## Material provided
=-=-=

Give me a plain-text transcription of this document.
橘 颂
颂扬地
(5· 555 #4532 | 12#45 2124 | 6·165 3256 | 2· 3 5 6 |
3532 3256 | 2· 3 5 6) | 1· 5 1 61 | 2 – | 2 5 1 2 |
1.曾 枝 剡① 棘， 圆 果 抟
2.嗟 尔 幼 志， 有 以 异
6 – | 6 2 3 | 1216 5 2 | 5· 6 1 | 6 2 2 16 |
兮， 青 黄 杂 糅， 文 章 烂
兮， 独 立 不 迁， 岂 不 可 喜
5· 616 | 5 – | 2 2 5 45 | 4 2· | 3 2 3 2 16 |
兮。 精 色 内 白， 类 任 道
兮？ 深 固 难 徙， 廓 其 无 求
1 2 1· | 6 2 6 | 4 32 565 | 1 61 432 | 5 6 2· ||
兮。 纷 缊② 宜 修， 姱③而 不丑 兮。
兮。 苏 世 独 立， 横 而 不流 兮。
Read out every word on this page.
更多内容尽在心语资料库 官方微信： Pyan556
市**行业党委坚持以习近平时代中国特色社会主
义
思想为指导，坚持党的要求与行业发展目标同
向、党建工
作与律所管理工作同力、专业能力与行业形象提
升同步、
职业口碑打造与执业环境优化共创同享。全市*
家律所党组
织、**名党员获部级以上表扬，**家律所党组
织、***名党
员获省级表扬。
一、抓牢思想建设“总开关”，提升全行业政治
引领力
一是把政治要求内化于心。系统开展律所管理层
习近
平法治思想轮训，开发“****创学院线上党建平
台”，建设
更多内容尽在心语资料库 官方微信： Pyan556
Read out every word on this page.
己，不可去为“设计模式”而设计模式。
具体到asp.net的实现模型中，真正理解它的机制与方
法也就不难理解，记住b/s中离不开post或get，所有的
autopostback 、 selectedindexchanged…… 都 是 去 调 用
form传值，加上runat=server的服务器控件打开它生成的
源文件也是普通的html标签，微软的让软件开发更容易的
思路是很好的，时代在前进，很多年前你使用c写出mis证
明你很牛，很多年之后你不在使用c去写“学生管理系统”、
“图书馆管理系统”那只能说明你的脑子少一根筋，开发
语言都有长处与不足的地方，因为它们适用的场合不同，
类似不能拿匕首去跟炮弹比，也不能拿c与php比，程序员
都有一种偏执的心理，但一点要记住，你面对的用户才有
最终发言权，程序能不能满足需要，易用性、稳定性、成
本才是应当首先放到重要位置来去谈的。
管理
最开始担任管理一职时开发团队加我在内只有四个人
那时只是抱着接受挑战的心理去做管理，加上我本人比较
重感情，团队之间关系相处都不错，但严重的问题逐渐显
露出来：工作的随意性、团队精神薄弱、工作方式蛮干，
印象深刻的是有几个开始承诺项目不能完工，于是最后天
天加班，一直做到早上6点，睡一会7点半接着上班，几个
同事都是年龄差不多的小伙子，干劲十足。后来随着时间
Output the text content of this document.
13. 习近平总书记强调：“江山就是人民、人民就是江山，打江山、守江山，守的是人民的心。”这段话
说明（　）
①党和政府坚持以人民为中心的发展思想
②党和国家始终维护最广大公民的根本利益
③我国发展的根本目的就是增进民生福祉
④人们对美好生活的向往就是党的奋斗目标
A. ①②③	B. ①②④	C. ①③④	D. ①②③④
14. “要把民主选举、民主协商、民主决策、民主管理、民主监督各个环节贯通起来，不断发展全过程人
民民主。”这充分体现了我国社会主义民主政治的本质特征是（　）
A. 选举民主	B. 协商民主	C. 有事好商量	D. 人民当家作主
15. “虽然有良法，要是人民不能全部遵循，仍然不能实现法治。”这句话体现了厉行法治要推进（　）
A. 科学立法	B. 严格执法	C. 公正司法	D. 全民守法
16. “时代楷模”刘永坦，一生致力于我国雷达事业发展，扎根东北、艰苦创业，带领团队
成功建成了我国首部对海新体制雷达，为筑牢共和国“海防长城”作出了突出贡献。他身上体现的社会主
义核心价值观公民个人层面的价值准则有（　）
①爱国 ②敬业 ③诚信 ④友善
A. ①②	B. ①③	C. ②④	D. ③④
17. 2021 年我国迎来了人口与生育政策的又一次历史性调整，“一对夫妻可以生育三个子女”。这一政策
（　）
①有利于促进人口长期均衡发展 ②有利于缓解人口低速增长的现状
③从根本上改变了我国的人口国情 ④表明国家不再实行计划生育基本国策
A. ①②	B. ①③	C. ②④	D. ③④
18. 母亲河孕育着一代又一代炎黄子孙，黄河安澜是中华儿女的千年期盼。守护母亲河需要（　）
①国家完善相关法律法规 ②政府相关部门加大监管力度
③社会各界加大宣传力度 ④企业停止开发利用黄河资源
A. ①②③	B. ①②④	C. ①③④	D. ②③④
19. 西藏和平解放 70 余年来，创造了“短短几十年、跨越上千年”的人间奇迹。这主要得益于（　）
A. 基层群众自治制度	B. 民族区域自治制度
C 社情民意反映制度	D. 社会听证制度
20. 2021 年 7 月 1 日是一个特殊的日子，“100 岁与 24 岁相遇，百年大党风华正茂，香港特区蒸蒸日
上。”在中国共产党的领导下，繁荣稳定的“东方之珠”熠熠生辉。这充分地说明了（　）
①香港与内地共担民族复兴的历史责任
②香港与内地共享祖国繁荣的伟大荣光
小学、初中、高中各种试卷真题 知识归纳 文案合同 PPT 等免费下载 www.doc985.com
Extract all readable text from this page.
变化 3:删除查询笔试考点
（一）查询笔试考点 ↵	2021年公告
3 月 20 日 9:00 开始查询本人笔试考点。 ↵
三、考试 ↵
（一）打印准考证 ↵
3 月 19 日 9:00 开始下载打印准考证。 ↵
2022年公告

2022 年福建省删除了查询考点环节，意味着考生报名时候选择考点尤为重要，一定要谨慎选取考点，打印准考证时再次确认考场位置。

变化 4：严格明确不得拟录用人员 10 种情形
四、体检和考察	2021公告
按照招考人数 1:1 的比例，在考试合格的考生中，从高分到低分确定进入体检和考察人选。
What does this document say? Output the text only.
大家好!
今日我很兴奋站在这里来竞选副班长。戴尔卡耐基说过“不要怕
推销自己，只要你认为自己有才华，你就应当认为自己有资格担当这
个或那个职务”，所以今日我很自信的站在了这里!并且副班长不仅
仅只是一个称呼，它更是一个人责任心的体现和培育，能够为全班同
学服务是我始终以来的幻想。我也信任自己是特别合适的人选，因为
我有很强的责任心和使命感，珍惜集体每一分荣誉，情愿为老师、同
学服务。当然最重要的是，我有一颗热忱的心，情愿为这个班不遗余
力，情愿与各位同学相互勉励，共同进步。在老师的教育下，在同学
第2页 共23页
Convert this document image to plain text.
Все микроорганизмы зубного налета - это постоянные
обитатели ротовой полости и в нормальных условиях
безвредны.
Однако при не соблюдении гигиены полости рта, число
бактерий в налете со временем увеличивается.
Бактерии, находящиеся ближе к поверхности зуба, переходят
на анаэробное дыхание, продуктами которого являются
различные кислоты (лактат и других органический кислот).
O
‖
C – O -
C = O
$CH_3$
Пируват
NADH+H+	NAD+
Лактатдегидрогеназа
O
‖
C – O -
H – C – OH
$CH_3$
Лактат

=-=-=

## To be done
Each line of the material above either contains the word "полости" or does not; state how many do, and nothing else.

## Task solution
2